Aim of the exercise:
Using the material below, copy every line where "Vertial" appears.

Records supplied:
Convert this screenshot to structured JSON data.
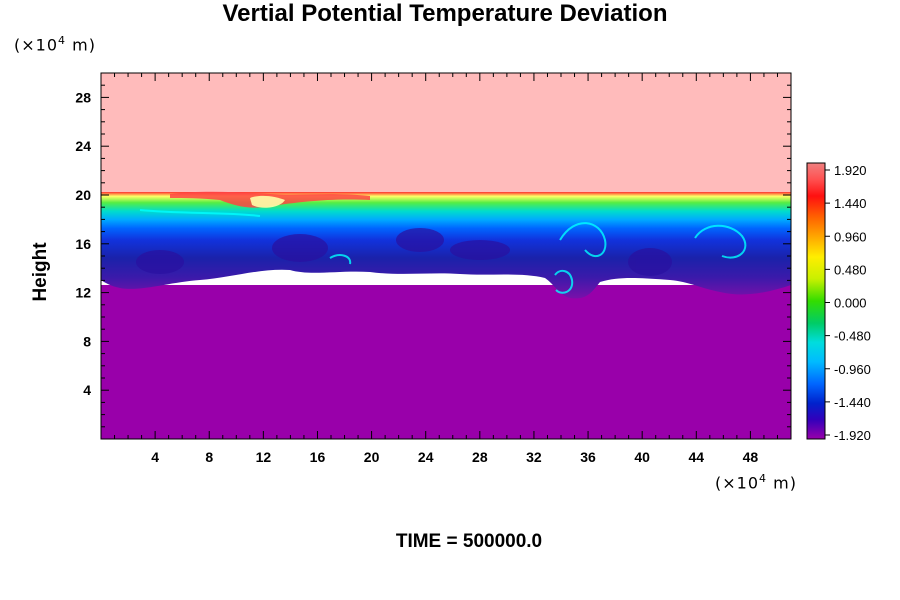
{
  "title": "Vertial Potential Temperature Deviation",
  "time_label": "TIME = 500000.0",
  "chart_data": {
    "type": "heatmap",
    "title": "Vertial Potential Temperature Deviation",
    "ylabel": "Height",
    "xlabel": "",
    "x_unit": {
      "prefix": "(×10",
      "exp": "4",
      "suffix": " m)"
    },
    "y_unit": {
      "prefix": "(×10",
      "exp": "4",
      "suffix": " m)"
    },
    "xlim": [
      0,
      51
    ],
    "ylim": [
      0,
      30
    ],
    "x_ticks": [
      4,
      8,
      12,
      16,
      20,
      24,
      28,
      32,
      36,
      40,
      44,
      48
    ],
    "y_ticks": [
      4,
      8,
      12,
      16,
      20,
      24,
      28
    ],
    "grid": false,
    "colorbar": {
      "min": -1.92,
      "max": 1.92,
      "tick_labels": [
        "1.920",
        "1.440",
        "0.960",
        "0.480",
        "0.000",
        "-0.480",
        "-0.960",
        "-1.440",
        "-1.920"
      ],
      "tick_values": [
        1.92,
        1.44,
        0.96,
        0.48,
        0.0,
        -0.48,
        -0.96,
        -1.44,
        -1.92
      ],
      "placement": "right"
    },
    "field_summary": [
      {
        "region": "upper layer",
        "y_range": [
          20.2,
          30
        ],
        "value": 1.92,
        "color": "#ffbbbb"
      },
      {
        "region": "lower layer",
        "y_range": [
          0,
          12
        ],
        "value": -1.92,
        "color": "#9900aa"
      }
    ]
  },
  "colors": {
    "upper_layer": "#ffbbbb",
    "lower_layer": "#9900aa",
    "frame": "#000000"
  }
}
--
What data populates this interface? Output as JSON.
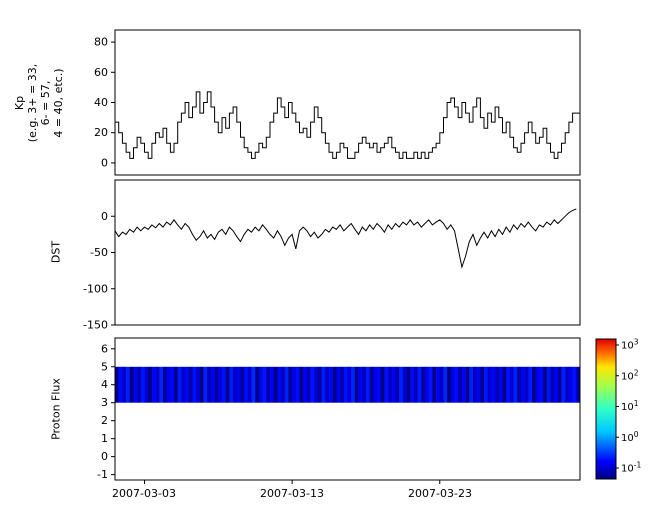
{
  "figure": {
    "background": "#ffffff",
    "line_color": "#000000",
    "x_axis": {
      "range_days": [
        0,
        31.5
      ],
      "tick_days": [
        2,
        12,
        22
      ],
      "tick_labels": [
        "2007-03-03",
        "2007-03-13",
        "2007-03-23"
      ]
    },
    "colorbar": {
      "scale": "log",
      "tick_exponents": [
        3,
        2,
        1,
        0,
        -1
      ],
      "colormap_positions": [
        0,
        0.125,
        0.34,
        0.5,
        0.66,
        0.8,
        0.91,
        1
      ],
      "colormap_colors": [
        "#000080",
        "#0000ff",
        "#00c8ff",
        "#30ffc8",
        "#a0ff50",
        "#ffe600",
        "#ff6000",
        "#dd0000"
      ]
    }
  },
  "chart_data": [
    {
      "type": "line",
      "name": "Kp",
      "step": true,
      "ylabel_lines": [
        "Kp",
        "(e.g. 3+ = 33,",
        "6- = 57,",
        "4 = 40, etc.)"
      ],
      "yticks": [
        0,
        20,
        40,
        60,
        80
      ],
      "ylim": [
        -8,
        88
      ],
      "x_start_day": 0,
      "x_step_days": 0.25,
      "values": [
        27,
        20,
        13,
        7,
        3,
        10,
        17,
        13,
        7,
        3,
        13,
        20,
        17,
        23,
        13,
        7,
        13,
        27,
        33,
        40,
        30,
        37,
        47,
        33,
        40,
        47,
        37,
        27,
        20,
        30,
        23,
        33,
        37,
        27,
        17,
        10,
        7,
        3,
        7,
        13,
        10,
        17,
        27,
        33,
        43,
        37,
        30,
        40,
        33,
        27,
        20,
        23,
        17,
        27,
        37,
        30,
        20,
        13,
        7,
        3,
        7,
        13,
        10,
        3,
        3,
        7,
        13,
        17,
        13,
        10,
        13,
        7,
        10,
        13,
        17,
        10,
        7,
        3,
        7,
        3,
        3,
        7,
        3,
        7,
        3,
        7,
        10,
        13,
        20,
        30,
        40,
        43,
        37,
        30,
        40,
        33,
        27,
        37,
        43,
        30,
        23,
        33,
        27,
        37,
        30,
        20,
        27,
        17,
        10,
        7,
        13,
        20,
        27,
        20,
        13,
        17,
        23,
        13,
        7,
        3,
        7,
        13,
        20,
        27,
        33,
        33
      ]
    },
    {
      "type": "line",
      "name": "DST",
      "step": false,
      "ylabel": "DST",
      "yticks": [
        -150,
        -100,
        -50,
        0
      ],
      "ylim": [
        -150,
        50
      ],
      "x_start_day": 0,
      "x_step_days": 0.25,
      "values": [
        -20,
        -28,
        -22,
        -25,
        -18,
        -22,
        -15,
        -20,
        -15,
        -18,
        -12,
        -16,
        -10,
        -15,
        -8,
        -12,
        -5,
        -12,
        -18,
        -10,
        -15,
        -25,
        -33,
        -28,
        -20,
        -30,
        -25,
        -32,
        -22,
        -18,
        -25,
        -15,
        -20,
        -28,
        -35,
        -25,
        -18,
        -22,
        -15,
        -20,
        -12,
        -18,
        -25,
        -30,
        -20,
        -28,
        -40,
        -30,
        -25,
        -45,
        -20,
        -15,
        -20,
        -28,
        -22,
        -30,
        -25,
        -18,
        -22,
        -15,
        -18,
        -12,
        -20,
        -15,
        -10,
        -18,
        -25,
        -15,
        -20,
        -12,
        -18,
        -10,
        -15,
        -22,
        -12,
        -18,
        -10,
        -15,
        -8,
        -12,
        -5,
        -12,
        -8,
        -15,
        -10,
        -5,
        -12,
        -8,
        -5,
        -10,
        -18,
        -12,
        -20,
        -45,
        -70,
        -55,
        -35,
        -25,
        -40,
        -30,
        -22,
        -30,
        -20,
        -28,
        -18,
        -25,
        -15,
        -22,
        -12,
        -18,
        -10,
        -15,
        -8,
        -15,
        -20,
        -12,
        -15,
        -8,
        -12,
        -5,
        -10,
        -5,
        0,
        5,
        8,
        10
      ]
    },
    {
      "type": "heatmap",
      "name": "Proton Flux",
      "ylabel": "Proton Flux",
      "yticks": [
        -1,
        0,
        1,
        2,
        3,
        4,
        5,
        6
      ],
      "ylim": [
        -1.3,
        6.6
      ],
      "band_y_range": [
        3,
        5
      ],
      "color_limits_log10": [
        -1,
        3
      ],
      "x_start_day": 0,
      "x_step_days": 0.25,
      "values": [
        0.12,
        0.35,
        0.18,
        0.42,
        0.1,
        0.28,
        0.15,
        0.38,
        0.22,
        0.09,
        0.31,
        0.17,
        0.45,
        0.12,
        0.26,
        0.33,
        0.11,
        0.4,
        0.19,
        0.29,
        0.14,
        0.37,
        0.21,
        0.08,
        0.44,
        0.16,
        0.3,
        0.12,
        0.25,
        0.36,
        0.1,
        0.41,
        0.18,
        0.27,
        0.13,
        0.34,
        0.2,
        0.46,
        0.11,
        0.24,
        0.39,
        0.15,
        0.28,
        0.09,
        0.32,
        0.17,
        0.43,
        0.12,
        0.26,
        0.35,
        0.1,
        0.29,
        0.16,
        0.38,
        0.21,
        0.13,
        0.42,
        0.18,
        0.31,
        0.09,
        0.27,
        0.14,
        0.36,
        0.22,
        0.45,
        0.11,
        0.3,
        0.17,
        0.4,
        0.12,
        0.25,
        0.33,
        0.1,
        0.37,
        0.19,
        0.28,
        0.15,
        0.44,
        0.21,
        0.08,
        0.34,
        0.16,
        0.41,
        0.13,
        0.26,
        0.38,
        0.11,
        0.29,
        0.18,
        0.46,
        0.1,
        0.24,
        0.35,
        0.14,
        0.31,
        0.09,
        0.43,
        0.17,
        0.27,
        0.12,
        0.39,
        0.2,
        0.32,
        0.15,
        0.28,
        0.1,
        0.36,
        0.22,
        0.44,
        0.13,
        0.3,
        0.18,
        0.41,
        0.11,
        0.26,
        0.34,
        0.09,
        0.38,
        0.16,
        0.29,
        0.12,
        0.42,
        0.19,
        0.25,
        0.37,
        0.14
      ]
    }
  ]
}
--
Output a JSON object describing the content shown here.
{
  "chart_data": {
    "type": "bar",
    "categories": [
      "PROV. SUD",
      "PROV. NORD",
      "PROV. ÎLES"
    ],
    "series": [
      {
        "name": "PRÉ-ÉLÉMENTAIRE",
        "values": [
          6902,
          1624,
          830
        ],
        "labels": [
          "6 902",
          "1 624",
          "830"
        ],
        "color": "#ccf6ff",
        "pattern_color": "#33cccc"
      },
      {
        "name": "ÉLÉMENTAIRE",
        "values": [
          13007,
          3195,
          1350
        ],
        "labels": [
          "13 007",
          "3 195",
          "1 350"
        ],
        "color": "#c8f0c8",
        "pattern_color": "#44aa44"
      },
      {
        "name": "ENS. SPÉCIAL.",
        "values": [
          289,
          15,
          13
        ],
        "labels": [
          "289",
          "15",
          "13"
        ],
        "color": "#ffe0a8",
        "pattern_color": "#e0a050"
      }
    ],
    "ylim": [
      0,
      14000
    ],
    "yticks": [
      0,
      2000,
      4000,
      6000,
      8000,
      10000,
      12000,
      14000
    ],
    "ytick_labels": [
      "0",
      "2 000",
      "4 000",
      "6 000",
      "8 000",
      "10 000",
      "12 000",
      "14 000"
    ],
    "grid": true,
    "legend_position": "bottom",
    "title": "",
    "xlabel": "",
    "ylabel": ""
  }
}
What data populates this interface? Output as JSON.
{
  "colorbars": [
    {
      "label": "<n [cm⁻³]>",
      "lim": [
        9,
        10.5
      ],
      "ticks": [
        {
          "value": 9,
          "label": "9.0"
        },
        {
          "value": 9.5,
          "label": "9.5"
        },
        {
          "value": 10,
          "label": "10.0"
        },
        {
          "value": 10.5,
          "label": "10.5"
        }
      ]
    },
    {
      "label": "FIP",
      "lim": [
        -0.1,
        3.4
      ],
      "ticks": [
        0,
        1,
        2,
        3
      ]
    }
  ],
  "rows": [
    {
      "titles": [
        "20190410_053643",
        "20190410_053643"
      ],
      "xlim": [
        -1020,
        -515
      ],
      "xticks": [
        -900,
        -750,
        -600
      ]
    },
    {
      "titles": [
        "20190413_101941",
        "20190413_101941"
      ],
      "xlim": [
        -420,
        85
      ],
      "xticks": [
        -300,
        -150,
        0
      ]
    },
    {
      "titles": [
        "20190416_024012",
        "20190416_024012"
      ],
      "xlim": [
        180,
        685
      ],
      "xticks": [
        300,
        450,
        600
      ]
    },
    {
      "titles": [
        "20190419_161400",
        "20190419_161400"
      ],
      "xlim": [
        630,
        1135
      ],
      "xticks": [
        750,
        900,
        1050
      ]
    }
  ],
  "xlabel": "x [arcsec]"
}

Reply to the exercise:
  "title": "Vertial Potential Temperature Deviation",
    "title": "Vertial Potential Temperature Deviation",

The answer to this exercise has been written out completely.